- [What is required]
Count lines, not occurrences: give the number of lines holding the word "title", and nothing besides.

- [Data for this exercise]

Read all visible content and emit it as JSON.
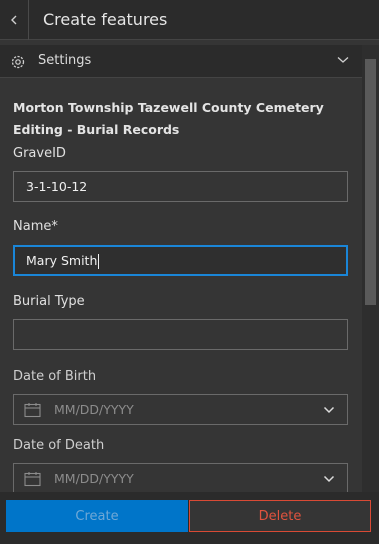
{
  "header": {
    "title": "Create features",
    "back_icon": "chevron-left-icon"
  },
  "settings": {
    "label": "Settings",
    "icon": "gear-icon",
    "expand_icon": "chevron-down-icon"
  },
  "form": {
    "title": "Morton Township Tazewell County Cemetery Editing - Burial Records",
    "fields": [
      {
        "label": "GraveID",
        "value": "3-1-10-12"
      },
      {
        "label": "Name*",
        "value": "Mary Smith"
      },
      {
        "label": "Burial Type",
        "value": ""
      },
      {
        "label": "Date of Birth",
        "placeholder": "MM/DD/YYYY"
      },
      {
        "label": "Date of Death",
        "placeholder": "MM/DD/YYYY"
      }
    ]
  },
  "footer": {
    "create_label": "Create",
    "delete_label": "Delete"
  },
  "colors": {
    "accent": "#0075c9",
    "danger": "#d94a35",
    "background": "#353535"
  }
}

- [Written solution]
2